**SHORT PROBLEM**.
Copy out, from the entries below, each line holding the string "الأسباب".

**Data listing**.

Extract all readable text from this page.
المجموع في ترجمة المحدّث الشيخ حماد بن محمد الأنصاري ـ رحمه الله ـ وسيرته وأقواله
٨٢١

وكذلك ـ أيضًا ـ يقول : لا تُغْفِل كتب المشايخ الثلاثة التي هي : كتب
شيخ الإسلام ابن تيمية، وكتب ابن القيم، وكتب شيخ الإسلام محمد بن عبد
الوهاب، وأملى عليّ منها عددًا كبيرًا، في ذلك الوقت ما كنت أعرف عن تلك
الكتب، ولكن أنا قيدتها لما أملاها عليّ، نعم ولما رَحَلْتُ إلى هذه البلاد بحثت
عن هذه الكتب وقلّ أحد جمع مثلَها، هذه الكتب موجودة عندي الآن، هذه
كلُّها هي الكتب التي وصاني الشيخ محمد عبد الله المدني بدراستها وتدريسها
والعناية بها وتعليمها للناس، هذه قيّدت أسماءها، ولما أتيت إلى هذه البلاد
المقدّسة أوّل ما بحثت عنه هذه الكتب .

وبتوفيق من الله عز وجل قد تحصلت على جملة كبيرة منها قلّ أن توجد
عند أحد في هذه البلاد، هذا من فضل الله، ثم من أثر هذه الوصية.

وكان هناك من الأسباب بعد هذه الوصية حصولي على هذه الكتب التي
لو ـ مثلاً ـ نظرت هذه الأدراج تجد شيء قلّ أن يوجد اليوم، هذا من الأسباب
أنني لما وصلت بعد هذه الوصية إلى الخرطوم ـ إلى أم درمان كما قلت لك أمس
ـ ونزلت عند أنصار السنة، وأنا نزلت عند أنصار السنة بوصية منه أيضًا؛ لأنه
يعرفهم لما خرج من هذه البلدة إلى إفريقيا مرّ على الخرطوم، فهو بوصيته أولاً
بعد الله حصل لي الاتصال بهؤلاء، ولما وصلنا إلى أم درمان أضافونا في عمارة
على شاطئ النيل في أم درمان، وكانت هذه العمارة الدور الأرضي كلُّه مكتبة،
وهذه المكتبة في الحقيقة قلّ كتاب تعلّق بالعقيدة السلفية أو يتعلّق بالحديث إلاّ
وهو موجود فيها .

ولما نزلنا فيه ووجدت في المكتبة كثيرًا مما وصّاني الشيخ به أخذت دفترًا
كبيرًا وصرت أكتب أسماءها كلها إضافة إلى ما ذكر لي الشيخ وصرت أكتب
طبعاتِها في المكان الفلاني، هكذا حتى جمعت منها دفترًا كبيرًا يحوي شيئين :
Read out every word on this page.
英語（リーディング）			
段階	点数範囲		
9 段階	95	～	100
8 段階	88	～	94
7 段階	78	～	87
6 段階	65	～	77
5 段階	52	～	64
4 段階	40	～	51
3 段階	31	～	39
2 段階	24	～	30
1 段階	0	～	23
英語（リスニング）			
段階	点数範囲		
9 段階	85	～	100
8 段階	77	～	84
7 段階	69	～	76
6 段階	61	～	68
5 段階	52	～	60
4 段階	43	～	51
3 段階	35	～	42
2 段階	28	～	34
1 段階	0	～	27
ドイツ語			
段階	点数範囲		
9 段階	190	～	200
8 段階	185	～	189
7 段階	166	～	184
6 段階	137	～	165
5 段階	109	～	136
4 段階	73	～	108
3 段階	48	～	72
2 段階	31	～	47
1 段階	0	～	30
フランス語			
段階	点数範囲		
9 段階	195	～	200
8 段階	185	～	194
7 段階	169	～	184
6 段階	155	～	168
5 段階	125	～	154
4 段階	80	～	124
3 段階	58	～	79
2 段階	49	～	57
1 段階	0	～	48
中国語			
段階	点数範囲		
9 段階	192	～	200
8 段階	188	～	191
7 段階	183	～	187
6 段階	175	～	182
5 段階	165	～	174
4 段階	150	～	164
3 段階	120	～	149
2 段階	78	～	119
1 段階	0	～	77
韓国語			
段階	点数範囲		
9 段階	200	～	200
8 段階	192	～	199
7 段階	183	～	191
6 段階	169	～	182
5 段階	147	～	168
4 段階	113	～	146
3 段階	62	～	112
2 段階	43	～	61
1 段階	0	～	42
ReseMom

**EXERCISE RESPONSE**.
وكان هناك من الأسباب بعد هذه الوصية حصولي على هذه الكتب التي
لو ـ مثلاً ـ نظرت هذه الأدراج تجد شيء قلّ أن يوجد اليوم، هذا من الأسباب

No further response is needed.